>> Start
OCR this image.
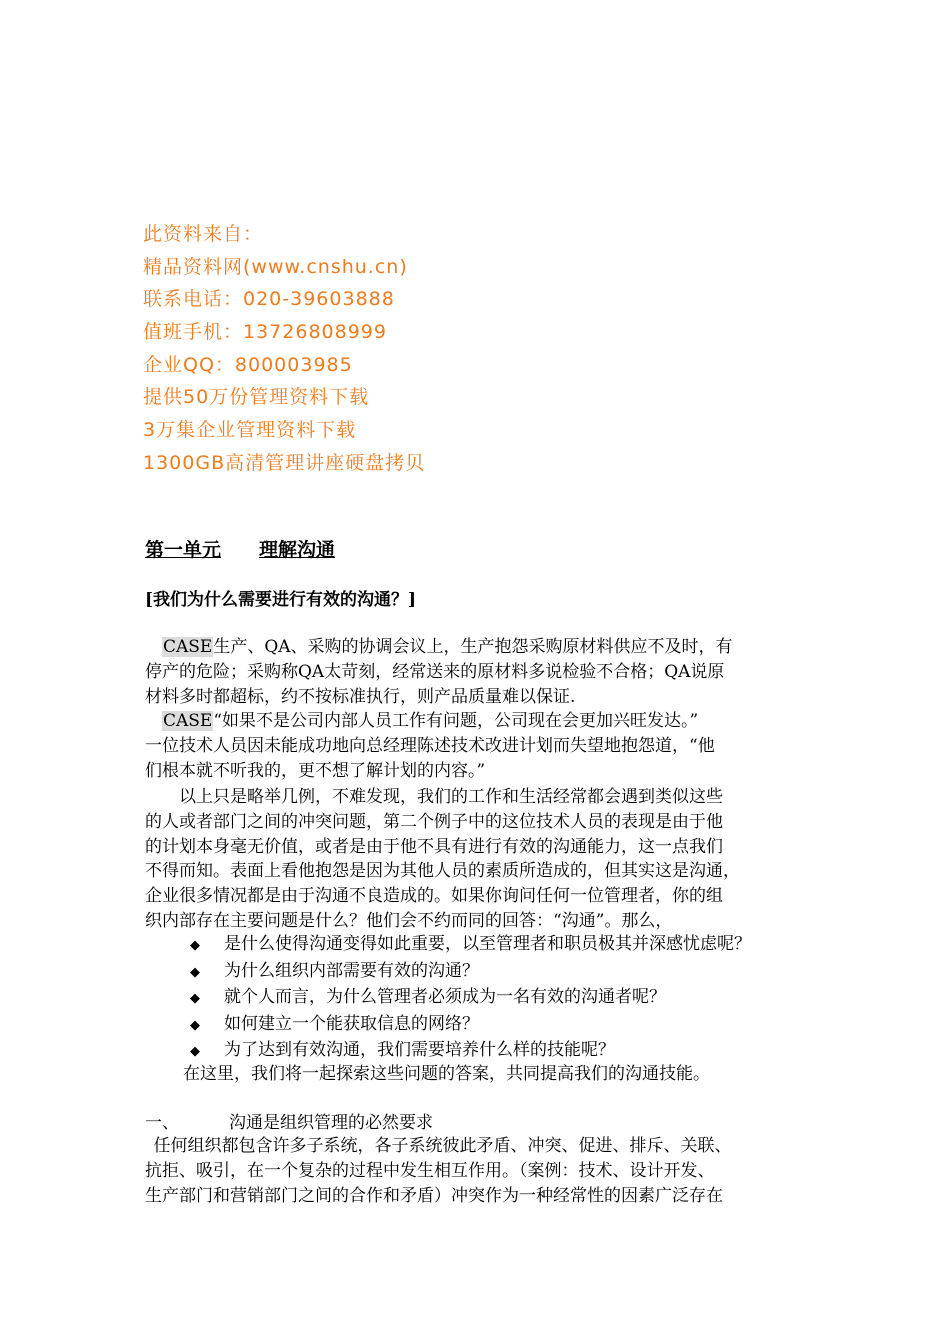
此资料来自：
精品资料网(www.cnshu.cn)
联系电话：020-39603888
值班手机：13726808999
企业QQ：800003985
提供50万份管理资料下载
3万集企业管理资料下载
1300GB高清管理讲座硬盘拷贝
第一单元 理解沟通
[我们为什么需要进行有效的沟通？]
 CASE生产、QA、采购的协调会议上，生产抱怨采购原材料供应不及时，有
停产的危险；采购称QA太苛刻，经常送来的原材料多说检验不合格；QA说原
材料多时都超标，约不按标准执行，则产品质量难以保证.
 CASE“如果不是公司内部人员工作有问题，公司现在会更加兴旺发达。”
一位技术人员因未能成功地向总经理陈述技术改进计划而失望地抱怨道，“他
们根本就不听我的，更不想了解计划的内容。”
  以上只是略举几例，不难发现，我们的工作和生活经常都会遇到类似这些
的人或者部门之间的冲突问题，第二个例子中的这位技术人员的表现是由于他
的计划本身毫无价值，或者是由于他不具有进行有效的沟通能力，这一点我们
不得而知。表面上看他抱怨是因为其他人员的素质所造成的，但其实这是沟通，
企业很多情况都是由于沟通不良造成的。如果你询问任何一位管理者，你的组
织内部存在主要问题是什么？他们会不约而同的回答：“沟通”。那么，
◆ 是什么使得沟通变得如此重要，以至管理者和职员极其并深感忧虑呢？
◆ 为什么组织内部需要有效的沟通？
◆ 就个人而言，为什么管理者必须成为一名有效的沟通者呢？
◆ 如何建立一个能获取信息的网络？
◆ 为了达到有效沟通，我们需要培养什么样的技能呢？
在这里，我们将一起探索这些问题的答案，共同提高我们的沟通技能。
一、	沟通是组织管理的必然要求
 任何组织都包含许多子系统，各子系统彼此矛盾、冲突、促进、排斥、关联、
抗拒、吸引，在一个复杂的过程中发生相互作用。（案例：技术、设计开发、
生产部门和营销部门之间的合作和矛盾）冲突作为一种经常性的因素广泛存在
>> End
**DESCRIPTION OF THE TASK:**
Leave out the pictures and output the rest of the material exactly as written.

**TASK ANSWER:**
OCR this image.
此资料来自：
精品资料网(www.cnshu.cn)
联系电话：020-39603888
值班手机：13726808999
企业QQ：800003985
提供50万份管理资料下载
3万集企业管理资料下载
1300GB高清管理讲座硬盘拷贝
第一单元 理解沟通
[我们为什么需要进行有效的沟通？]
 CASE生产、QA、采购的协调会议上，生产抱怨采购原材料供应不及时，有
停产的危险；采购称QA太苛刻，经常送来的原材料多说检验不合格；QA说原
材料多时都超标，约不按标准执行，则产品质量难以保证.
 CASE“如果不是公司内部人员工作有问题，公司现在会更加兴旺发达。”
一位技术人员因未能成功地向总经理陈述技术改进计划而失望地抱怨道，“他
们根本就不听我的，更不想了解计划的内容。”
  以上只是略举几例，不难发现，我们的工作和生活经常都会遇到类似这些
的人或者部门之间的冲突问题，第二个例子中的这位技术人员的表现是由于他
的计划本身毫无价值，或者是由于他不具有进行有效的沟通能力，这一点我们
不得而知。表面上看他抱怨是因为其他人员的素质所造成的，但其实这是沟通，
企业很多情况都是由于沟通不良造成的。如果你询问任何一位管理者，你的组
织内部存在主要问题是什么？他们会不约而同的回答：“沟通”。那么，
◆ 是什么使得沟通变得如此重要，以至管理者和职员极其并深感忧虑呢？
◆ 为什么组织内部需要有效的沟通？
◆ 就个人而言，为什么管理者必须成为一名有效的沟通者呢？
◆ 如何建立一个能获取信息的网络？
◆ 为了达到有效沟通，我们需要培养什么样的技能呢？
在这里，我们将一起探索这些问题的答案，共同提高我们的沟通技能。
一、	沟通是组织管理的必然要求
 任何组织都包含许多子系统，各子系统彼此矛盾、冲突、促进、排斥、关联、
抗拒、吸引，在一个复杂的过程中发生相互作用。（案例：技术、设计开发、
生产部门和营销部门之间的合作和矛盾）冲突作为一种经常性的因素广泛存在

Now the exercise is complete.